▶ SOURCE PASSAGE:
I took a quick look at the Tarmacs and IMO the Expert is once again the best blend of newer tech and componants. I like the HTC black. The price and the mid compact crank kinda suck. On sale the price might be down to $3300.


----------



## dc503 (Mar 15, 2011)

shokhead said:


> Roubaix SL3 Expert Compact has a cheaper chain, cheaper wheelset and $200 more otherwise the bike is the same as last years.





dougrocky123 said:


> I took a quick look at the Tarmacs and IMO the Expert is once again the best blend of newer tech and componants. I like the HTC black. The price and the mid compact crank kinda suck. On sale the price might be down to $3300.


I noticed this and agree, the Expert still is attractive in the lineup but not as much so as the 2011. Not the greatest revelation on pricing overall.


----------



## purdyd (Jun 18, 2010)

ukbloke said:


> Well spotted, but I hope that's 10mm not 10cm!


heck what's an order of magnitude among friends...


----------



## purdyd (Jun 18, 2010)

ukbloke said:


> The short answer is that you won't notice the difference. Do you really think that the choice of BB is holding back your riding or performance in any meaningful way?
> .


absolutely right there - 

i have to say after a year with the BB30 pressfit sort of stuff and with the addition of a new s-works crank - it is a really slick system and very easy to work on

the s-works crank is slick because it slides in from both sides and so you don't accidentally knock out the bearing on the non drive side when sliding through the axle - unlike the SRAM Red crank for example

the s-works cranks one really bad feature is it takes a special tool to put on the spider

i wouldn't have any issues with the OSBB with delrin cup setup with a BB30 crank

campy or shimano crank i think i would still prefer threaded, it just seems simpler but then i have no experience with the adapters


----------



## jsedlak (Jun 17, 2008)

▶ GIVEN MATERIAL:
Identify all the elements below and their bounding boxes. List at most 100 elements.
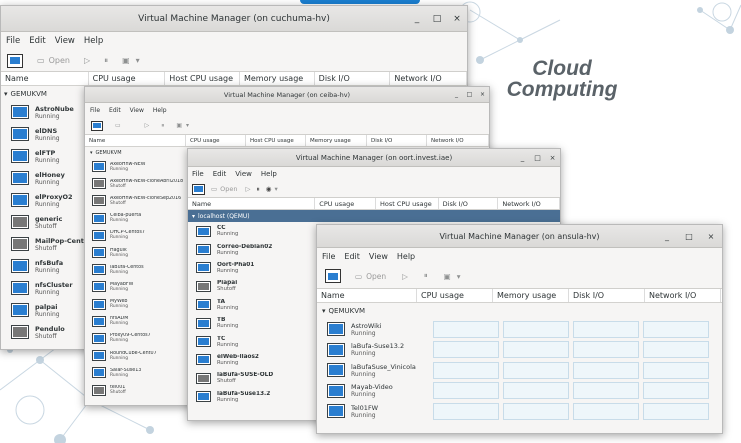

▶ WRITTEN PROBLEM 1:
Decide whether each statement agrees with the bike forum thread. Answer yes or no, quoting the words that decide it: (a) The s-works crank needs a special tool to put on the spider. (b) The Roubaix SL3 Expert Compact costs $200 less than last year's bike. (c) On sale, the Tarmac Expert's price might drop to $3300.
▶ WRITTEN PROBLEM 2:
Copy out the part of the bike forum thread from "i wouldn't have" to "(Jun 17, 2008)".

▶ EXERCISE RESULT 1:
(a) Yes: "the s-works cranks one really bad feature is it takes a special tool to put on the spider"
(b) No: "has a cheaper chain, cheaper wheelset and $200 more otherwise the bike is the same as last years"
(c) Yes: "On sale the price might be down to $3300."

▶ EXERCISE RESULT 2:
i wouldn't have any issues with the OSBB with delrin cup setup with a BB30 crank

campy or shimano crank i think i would still prefer threaded, it just seems simpler but then i have no experience with the adapters


----------



## jsedlak (Jun 17, 2008)